What you should do: In the entries below, find the lines that contain the word "einem" and copy them.

Given entries:
######

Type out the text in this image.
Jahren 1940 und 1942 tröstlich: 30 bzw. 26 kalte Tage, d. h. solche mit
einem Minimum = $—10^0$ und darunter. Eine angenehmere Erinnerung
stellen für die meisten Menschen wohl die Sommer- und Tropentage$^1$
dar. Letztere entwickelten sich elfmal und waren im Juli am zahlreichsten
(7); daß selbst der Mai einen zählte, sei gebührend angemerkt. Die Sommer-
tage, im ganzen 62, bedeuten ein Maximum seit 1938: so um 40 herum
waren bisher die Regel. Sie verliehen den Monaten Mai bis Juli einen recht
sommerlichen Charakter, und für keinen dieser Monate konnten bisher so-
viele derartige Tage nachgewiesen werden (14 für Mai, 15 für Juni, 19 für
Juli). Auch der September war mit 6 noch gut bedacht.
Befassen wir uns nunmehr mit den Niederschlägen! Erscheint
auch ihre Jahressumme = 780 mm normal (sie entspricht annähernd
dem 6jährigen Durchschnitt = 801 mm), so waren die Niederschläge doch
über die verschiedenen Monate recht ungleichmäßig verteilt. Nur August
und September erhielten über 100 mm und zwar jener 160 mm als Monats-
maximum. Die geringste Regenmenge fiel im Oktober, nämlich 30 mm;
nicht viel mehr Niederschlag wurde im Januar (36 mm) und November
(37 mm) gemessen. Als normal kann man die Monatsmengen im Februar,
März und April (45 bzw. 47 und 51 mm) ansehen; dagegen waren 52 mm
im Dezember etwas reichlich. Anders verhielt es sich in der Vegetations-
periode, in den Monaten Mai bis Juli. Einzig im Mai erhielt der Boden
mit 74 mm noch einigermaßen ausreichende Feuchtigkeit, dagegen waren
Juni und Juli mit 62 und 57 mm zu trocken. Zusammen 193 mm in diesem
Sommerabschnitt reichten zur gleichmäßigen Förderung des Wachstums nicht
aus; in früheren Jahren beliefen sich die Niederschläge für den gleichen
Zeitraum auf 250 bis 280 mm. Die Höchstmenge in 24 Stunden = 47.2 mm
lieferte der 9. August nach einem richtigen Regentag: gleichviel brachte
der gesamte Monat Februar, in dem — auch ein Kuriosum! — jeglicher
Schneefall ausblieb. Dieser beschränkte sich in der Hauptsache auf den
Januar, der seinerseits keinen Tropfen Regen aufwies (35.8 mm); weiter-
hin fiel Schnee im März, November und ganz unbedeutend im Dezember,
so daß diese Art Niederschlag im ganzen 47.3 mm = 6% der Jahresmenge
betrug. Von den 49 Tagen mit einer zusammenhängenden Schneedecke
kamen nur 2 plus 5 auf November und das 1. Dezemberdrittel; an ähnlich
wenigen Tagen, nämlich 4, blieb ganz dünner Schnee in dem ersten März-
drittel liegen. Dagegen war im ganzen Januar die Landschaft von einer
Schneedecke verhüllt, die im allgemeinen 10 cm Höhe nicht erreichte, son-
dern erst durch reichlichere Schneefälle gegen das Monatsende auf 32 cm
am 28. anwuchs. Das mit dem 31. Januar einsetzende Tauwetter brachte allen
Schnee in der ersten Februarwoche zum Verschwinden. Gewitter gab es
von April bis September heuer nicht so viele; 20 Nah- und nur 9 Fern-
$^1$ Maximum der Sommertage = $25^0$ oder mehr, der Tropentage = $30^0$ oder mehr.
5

######

The answer:
einem Minimum = $—10^0$ und darunter. Eine angenehmere Erinnerung
lieferte der 9. August nach einem richtigen Regentag: gleichviel brachte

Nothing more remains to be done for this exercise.